__Exercise objective__. Return the whole listing exactly as it stands.

__Material shown__.
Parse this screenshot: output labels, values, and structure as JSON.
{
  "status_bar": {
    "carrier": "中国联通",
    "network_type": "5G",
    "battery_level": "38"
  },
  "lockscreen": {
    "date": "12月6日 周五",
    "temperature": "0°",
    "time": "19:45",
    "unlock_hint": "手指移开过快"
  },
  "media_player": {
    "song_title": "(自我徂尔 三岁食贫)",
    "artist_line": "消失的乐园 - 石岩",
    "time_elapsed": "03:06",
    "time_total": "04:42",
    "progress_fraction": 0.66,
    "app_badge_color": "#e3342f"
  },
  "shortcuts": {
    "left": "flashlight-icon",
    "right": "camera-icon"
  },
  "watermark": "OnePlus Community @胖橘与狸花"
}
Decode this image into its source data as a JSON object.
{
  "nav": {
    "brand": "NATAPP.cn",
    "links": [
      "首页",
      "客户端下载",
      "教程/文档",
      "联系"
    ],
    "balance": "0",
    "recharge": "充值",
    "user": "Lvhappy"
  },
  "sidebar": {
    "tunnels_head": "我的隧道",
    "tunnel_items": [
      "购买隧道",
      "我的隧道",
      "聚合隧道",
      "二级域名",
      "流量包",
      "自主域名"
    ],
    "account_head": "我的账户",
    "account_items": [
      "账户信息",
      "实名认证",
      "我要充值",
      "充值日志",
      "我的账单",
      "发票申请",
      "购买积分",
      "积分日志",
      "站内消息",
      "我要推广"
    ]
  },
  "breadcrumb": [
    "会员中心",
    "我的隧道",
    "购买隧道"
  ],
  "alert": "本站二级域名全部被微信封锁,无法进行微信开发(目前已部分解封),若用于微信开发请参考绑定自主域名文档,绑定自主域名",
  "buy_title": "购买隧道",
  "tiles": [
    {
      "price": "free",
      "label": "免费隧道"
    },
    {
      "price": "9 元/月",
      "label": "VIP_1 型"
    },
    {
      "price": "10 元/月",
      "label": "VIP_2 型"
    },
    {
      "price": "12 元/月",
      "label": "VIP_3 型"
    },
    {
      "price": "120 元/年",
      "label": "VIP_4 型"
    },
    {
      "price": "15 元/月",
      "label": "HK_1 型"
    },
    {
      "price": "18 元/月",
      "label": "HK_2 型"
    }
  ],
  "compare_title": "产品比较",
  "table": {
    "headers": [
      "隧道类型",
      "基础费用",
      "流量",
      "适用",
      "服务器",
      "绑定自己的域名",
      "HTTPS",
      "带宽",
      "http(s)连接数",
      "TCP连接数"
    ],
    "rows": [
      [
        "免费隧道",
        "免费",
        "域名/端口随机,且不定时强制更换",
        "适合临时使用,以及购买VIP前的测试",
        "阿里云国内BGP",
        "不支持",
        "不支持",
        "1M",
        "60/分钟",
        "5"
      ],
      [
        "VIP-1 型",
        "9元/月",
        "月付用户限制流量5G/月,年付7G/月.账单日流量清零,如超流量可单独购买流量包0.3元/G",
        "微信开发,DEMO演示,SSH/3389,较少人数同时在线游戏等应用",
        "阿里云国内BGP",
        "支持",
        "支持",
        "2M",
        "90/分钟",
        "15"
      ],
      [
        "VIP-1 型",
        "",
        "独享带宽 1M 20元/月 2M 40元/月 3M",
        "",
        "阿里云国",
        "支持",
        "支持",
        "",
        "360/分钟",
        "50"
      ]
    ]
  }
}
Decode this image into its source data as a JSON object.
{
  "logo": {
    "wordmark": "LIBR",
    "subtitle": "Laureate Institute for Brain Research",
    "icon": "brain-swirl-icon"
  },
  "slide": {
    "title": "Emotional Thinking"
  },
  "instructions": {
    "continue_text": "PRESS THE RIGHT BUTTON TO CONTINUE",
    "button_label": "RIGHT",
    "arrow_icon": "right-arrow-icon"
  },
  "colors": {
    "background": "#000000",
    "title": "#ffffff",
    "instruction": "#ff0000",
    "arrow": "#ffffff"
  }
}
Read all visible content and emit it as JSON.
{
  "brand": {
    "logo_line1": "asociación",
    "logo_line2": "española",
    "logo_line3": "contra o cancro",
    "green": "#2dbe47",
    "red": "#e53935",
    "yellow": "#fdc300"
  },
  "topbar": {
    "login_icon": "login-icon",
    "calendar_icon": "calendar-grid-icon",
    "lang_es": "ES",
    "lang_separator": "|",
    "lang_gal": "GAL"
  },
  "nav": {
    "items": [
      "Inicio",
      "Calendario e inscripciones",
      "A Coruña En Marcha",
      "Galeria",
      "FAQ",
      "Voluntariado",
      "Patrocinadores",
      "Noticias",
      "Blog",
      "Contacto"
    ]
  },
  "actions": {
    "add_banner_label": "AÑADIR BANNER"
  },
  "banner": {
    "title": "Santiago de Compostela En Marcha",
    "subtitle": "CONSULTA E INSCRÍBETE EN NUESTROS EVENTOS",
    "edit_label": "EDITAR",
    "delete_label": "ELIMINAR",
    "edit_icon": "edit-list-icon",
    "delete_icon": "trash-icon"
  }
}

__Output for this exercise__.
Parse this screenshot: output labels, values, and structure as JSON.
{
  "status_bar": {
    "carrier": "中国联通",
    "network_type": "5G",
    "battery_level": "38"
  },
  "lockscreen": {
    "date": "12月6日 周五",
    "temperature": "0°",
    "time": "19:45",
    "unlock_hint": "手指移开过快"
  },
  "media_player": {
    "song_title": "(自我徂尔 三岁食贫)",
    "artist_line": "消失的乐园 - 石岩",
    "time_elapsed": "03:06",
    "time_total": "04:42",
    "progress_fraction": 0.66,
    "app_badge_color": "#e3342f"
  },
  "shortcuts": {
    "left": "flashlight-icon",
    "right": "camera-icon"
  },
  "watermark": "OnePlus Community @胖橘与狸花"
}
Decode this image into its source data as a JSON object.
{
  "nav": {
    "brand": "NATAPP.cn",
    "links": [
      "首页",
      "客户端下载",
      "教程/文档",
      "联系"
    ],
    "balance": "0",
    "recharge": "充值",
    "user": "Lvhappy"
  },
  "sidebar": {
    "tunnels_head": "我的隧道",
    "tunnel_items": [
      "购买隧道",
      "我的隧道",
      "聚合隧道",
      "二级域名",
      "流量包",
      "自主域名"
    ],
    "account_head": "我的账户",
    "account_items": [
      "账户信息",
      "实名认证",
      "我要充值",
      "充值日志",
      "我的账单",
      "发票申请",
      "购买积分",
      "积分日志",
      "站内消息",
      "我要推广"
    ]
  },
  "breadcrumb": [
    "会员中心",
    "我的隧道",
    "购买隧道"
  ],
  "alert": "本站二级域名全部被微信封锁,无法进行微信开发(目前已部分解封),若用于微信开发请参考绑定自主域名文档,绑定自主域名",
  "buy_title": "购买隧道",
  "tiles": [
    {
      "price": "free",
      "label": "免费隧道"
    },
    {
      "price": "9 元/月",
      "label": "VIP_1 型"
    },
    {
      "price": "10 元/月",
      "label": "VIP_2 型"
    },
    {
      "price": "12 元/月",
      "label": "VIP_3 型"
    },
    {
      "price": "120 元/年",
      "label": "VIP_4 型"
    },
    {
      "price": "15 元/月",
      "label": "HK_1 型"
    },
    {
      "price": "18 元/月",
      "label": "HK_2 型"
    }
  ],
  "compare_title": "产品比较",
  "table": {
    "headers": [
      "隧道类型",
      "基础费用",
      "流量",
      "适用",
      "服务器",
      "绑定自己的域名",
      "HTTPS",
      "带宽",
      "http(s)连接数",
      "TCP连接数"
    ],
    "rows": [
      [
        "免费隧道",
        "免费",
        "域名/端口随机,且不定时强制更换",
        "适合临时使用,以及购买VIP前的测试",
        "阿里云国内BGP",
        "不支持",
        "不支持",
        "1M",
        "60/分钟",
        "5"
      ],
      [
        "VIP-1 型",
        "9元/月",
        "月付用户限制流量5G/月,年付7G/月.账单日流量清零,如超流量可单独购买流量包0.3元/G",
        "微信开发,DEMO演示,SSH/3389,较少人数同时在线游戏等应用",
        "阿里云国内BGP",
        "支持",
        "支持",
        "2M",
        "90/分钟",
        "15"
      ],
      [
        "VIP-1 型",
        "",
        "独享带宽 1M 20元/月 2M 40元/月 3M",
        "",
        "阿里云国",
        "支持",
        "支持",
        "",
        "360/分钟",
        "50"
      ]
    ]
  }
}
Decode this image into its source data as a JSON object.
{
  "logo": {
    "wordmark": "LIBR",
    "subtitle": "Laureate Institute for Brain Research",
    "icon": "brain-swirl-icon"
  },
  "slide": {
    "title": "Emotional Thinking"
  },
  "instructions": {
    "continue_text": "PRESS THE RIGHT BUTTON TO CONTINUE",
    "button_label": "RIGHT",
    "arrow_icon": "right-arrow-icon"
  },
  "colors": {
    "background": "#000000",
    "title": "#ffffff",
    "instruction": "#ff0000",
    "arrow": "#ffffff"
  }
}
Read all visible content and emit it as JSON.
{
  "brand": {
    "logo_line1": "asociación",
    "logo_line2": "española",
    "logo_line3": "contra o cancro",
    "green": "#2dbe47",
    "red": "#e53935",
    "yellow": "#fdc300"
  },
  "topbar": {
    "login_icon": "login-icon",
    "calendar_icon": "calendar-grid-icon",
    "lang_es": "ES",
    "lang_separator": "|",
    "lang_gal": "GAL"
  },
  "nav": {
    "items": [
      "Inicio",
      "Calendario e inscripciones",
      "A Coruña En Marcha",
      "Galeria",
      "FAQ",
      "Voluntariado",
      "Patrocinadores",
      "Noticias",
      "Blog",
      "Contacto"
    ]
  },
  "actions": {
    "add_banner_label": "AÑADIR BANNER"
  },
  "banner": {
    "title": "Santiago de Compostela En Marcha",
    "subtitle": "CONSULTA E INSCRÍBETE EN NUESTROS EVENTOS",
    "edit_label": "EDITAR",
    "delete_label": "ELIMINAR",
    "edit_icon": "edit-list-icon",
    "delete_icon": "trash-icon"
  }
}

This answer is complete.